A block of data

+ + +

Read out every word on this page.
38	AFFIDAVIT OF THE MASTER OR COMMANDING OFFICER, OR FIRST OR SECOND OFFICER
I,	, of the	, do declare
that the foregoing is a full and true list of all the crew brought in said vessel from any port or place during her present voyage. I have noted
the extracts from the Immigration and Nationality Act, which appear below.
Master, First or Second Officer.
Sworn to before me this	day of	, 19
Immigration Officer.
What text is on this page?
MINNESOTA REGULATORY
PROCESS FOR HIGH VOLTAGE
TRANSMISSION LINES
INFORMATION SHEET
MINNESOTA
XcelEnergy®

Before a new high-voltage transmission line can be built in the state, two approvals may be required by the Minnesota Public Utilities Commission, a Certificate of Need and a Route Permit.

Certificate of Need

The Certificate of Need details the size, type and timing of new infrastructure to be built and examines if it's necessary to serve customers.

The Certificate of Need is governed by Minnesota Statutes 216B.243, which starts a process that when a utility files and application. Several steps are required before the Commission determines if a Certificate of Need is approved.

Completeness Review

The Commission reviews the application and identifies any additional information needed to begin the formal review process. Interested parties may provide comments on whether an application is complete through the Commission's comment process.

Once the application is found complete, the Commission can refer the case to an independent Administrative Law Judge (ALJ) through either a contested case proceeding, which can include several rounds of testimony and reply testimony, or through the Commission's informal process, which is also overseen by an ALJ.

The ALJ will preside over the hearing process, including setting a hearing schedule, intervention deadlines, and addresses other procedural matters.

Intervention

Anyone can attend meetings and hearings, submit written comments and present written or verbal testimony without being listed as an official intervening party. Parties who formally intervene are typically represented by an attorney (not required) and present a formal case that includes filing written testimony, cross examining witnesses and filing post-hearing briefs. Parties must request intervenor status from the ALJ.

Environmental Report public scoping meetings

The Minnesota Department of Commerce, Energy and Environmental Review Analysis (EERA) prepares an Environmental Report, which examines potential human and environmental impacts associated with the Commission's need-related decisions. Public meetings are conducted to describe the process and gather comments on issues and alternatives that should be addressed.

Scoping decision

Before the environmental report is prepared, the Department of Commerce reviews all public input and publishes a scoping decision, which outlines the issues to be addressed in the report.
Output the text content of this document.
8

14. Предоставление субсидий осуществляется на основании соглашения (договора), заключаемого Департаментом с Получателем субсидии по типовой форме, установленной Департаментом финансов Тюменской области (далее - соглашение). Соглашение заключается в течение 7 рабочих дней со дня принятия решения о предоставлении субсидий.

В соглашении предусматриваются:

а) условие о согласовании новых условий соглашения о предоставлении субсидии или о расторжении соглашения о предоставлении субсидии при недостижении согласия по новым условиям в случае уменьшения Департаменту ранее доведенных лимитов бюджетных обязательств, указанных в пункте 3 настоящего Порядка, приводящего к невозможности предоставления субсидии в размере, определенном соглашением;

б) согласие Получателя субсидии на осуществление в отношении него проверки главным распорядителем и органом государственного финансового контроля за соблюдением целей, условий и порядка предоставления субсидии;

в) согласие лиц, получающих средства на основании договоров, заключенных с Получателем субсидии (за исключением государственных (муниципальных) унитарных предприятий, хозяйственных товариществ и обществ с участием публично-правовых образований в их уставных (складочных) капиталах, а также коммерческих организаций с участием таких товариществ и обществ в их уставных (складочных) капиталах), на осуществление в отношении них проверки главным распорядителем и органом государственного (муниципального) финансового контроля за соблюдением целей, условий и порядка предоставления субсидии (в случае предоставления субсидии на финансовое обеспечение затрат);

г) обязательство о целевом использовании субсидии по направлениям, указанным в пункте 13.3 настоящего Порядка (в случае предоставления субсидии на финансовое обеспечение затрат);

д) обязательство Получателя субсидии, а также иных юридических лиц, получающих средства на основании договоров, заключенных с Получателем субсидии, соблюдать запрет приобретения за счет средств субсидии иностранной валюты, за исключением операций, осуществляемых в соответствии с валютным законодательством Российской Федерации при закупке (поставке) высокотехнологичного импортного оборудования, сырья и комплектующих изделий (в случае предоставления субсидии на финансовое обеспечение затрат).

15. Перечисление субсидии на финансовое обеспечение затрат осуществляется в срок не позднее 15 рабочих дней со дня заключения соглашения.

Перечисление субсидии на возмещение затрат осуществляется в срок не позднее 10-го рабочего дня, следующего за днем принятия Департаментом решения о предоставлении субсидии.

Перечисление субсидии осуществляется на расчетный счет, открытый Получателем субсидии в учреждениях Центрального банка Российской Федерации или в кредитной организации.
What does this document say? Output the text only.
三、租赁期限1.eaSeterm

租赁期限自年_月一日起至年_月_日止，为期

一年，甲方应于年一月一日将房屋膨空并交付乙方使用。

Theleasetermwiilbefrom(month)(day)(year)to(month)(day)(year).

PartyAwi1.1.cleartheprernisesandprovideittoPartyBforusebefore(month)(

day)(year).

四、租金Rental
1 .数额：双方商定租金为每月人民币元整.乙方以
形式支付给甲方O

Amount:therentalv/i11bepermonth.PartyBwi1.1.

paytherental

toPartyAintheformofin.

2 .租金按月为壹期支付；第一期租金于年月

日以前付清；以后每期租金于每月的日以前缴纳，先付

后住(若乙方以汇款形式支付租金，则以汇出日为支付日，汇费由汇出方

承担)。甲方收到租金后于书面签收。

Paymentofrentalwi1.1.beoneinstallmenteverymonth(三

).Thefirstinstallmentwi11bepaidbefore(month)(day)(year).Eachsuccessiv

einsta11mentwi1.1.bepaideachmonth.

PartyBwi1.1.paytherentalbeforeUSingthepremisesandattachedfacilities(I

+ + +

Exercise task -> Copy each line of the listing that contains the string "счет".

Correct result ->
д) обязательство Получателя субсидии, а также иных юридических лиц, получающих средства на основании договоров, заключенных с Получателем субсидии, соблюдать запрет приобретения за счет средств субсидии иностранной валюты, за исключением операций, осуществляемых в соответствии с валютным законодательством Российской Федерации при закупке (поставке) высокотехнологичного импортного оборудования, сырья и комплектующих изделий (в случае предоставления субсидии на финансовое обеспечение затрат).
Перечисление субсидии осуществляется на расчетный счет, открытый Получателем субсидии в учреждениях Центрального банка Российской Федерации или в кредитной организации.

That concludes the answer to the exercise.